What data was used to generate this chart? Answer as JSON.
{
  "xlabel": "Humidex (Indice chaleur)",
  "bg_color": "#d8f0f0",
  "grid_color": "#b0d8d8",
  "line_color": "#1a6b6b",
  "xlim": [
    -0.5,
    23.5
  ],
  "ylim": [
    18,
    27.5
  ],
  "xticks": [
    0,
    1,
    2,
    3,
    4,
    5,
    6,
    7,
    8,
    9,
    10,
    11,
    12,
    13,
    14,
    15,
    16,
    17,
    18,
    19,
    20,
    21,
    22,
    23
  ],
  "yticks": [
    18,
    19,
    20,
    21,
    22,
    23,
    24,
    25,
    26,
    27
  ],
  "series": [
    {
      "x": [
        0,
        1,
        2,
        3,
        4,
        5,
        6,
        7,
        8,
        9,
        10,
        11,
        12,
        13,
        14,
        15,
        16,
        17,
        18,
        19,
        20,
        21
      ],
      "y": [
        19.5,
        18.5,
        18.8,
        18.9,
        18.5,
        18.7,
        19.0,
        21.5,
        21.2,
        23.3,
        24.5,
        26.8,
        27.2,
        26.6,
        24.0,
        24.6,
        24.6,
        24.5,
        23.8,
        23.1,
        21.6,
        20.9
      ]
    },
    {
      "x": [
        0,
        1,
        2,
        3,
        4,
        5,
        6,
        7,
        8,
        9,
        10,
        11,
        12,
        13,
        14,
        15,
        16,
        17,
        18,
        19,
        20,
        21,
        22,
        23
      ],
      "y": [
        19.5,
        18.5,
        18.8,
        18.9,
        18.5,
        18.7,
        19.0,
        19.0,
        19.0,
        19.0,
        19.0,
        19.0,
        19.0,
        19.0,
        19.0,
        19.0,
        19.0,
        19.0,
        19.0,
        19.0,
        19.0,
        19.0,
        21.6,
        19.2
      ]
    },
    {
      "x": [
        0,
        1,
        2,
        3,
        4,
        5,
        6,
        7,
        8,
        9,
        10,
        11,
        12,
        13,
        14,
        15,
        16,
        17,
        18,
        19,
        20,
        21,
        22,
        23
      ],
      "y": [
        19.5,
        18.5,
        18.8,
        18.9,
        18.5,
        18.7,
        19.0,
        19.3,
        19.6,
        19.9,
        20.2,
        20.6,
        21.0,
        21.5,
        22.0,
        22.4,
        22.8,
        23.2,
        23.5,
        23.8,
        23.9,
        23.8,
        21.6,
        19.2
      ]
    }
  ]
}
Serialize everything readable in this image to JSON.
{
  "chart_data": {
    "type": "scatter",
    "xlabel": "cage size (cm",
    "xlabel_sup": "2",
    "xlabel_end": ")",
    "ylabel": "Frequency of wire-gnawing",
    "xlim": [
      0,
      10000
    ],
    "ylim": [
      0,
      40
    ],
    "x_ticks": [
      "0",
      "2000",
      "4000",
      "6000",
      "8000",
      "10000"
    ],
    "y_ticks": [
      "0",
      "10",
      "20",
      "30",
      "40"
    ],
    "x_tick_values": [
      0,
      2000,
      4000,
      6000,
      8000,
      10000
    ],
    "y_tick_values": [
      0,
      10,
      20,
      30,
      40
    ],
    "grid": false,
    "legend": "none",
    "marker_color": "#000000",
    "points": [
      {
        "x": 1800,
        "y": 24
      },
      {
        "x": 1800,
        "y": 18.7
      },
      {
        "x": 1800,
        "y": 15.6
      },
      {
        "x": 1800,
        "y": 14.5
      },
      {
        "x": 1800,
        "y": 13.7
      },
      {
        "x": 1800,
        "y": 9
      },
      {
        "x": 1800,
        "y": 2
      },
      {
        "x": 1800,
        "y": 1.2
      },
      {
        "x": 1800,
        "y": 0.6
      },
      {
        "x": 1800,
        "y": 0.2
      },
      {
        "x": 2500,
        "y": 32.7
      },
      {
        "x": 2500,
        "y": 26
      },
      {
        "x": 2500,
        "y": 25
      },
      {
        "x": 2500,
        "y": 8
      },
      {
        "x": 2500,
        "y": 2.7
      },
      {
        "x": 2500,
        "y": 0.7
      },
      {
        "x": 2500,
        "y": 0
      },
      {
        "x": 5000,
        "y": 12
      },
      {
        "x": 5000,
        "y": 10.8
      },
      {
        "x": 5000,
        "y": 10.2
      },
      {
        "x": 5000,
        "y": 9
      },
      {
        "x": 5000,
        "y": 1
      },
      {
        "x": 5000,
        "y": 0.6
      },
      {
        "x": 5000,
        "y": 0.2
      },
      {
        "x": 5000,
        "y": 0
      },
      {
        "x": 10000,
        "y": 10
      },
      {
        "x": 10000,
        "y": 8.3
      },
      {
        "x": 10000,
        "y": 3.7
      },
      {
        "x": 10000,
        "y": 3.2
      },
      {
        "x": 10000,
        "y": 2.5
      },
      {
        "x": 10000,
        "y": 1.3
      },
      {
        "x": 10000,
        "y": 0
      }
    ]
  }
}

What the task requires =>
Without leaving anything out, give the entries again exactly.

Response for this exercise =>
What data was used to generate this chart? Answer as JSON.
{
  "xlabel": "Humidex (Indice chaleur)",
  "bg_color": "#d8f0f0",
  "grid_color": "#b0d8d8",
  "line_color": "#1a6b6b",
  "xlim": [
    -0.5,
    23.5
  ],
  "ylim": [
    18,
    27.5
  ],
  "xticks": [
    0,
    1,
    2,
    3,
    4,
    5,
    6,
    7,
    8,
    9,
    10,
    11,
    12,
    13,
    14,
    15,
    16,
    17,
    18,
    19,
    20,
    21,
    22,
    23
  ],
  "yticks": [
    18,
    19,
    20,
    21,
    22,
    23,
    24,
    25,
    26,
    27
  ],
  "series": [
    {
      "x": [
        0,
        1,
        2,
        3,
        4,
        5,
        6,
        7,
        8,
        9,
        10,
        11,
        12,
        13,
        14,
        15,
        16,
        17,
        18,
        19,
        20,
        21
      ],
      "y": [
        19.5,
        18.5,
        18.8,
        18.9,
        18.5,
        18.7,
        19.0,
        21.5,
        21.2,
        23.3,
        24.5,
        26.8,
        27.2,
        26.6,
        24.0,
        24.6,
        24.6,
        24.5,
        23.8,
        23.1,
        21.6,
        20.9
      ]
    },
    {
      "x": [
        0,
        1,
        2,
        3,
        4,
        5,
        6,
        7,
        8,
        9,
        10,
        11,
        12,
        13,
        14,
        15,
        16,
        17,
        18,
        19,
        20,
        21,
        22,
        23
      ],
      "y": [
        19.5,
        18.5,
        18.8,
        18.9,
        18.5,
        18.7,
        19.0,
        19.0,
        19.0,
        19.0,
        19.0,
        19.0,
        19.0,
        19.0,
        19.0,
        19.0,
        19.0,
        19.0,
        19.0,
        19.0,
        19.0,
        19.0,
        21.6,
        19.2
      ]
    },
    {
      "x": [
        0,
        1,
        2,
        3,
        4,
        5,
        6,
        7,
        8,
        9,
        10,
        11,
        12,
        13,
        14,
        15,
        16,
        17,
        18,
        19,
        20,
        21,
        22,
        23
      ],
      "y": [
        19.5,
        18.5,
        18.8,
        18.9,
        18.5,
        18.7,
        19.0,
        19.3,
        19.6,
        19.9,
        20.2,
        20.6,
        21.0,
        21.5,
        22.0,
        22.4,
        22.8,
        23.2,
        23.5,
        23.8,
        23.9,
        23.8,
        21.6,
        19.2
      ]
    }
  ]
}
Serialize everything readable in this image to JSON.
{
  "chart_data": {
    "type": "scatter",
    "xlabel": "cage size (cm",
    "xlabel_sup": "2",
    "xlabel_end": ")",
    "ylabel": "Frequency of wire-gnawing",
    "xlim": [
      0,
      10000
    ],
    "ylim": [
      0,
      40
    ],
    "x_ticks": [
      "0",
      "2000",
      "4000",
      "6000",
      "8000",
      "10000"
    ],
    "y_ticks": [
      "0",
      "10",
      "20",
      "30",
      "40"
    ],
    "x_tick_values": [
      0,
      2000,
      4000,
      6000,
      8000,
      10000
    ],
    "y_tick_values": [
      0,
      10,
      20,
      30,
      40
    ],
    "grid": false,
    "legend": "none",
    "marker_color": "#000000",
    "points": [
      {
        "x": 1800,
        "y": 24
      },
      {
        "x": 1800,
        "y": 18.7
      },
      {
        "x": 1800,
        "y": 15.6
      },
      {
        "x": 1800,
        "y": 14.5
      },
      {
        "x": 1800,
        "y": 13.7
      },
      {
        "x": 1800,
        "y": 9
      },
      {
        "x": 1800,
        "y": 2
      },
      {
        "x": 1800,
        "y": 1.2
      },
      {
        "x": 1800,
        "y": 0.6
      },
      {
        "x": 1800,
        "y": 0.2
      },
      {
        "x": 2500,
        "y": 32.7
      },
      {
        "x": 2500,
        "y": 26
      },
      {
        "x": 2500,
        "y": 25
      },
      {
        "x": 2500,
        "y": 8
      },
      {
        "x": 2500,
        "y": 2.7
      },
      {
        "x": 2500,
        "y": 0.7
      },
      {
        "x": 2500,
        "y": 0
      },
      {
        "x": 5000,
        "y": 12
      },
      {
        "x": 5000,
        "y": 10.8
      },
      {
        "x": 5000,
        "y": 10.2
      },
      {
        "x": 5000,
        "y": 9
      },
      {
        "x": 5000,
        "y": 1
      },
      {
        "x": 5000,
        "y": 0.6
      },
      {
        "x": 5000,
        "y": 0.2
      },
      {
        "x": 5000,
        "y": 0
      },
      {
        "x": 10000,
        "y": 10
      },
      {
        "x": 10000,
        "y": 8.3
      },
      {
        "x": 10000,
        "y": 3.7
      },
      {
        "x": 10000,
        "y": 3.2
      },
      {
        "x": 10000,
        "y": 2.5
      },
      {
        "x": 10000,
        "y": 1.3
      },
      {
        "x": 10000,
        "y": 0
      }
    ]
  }
}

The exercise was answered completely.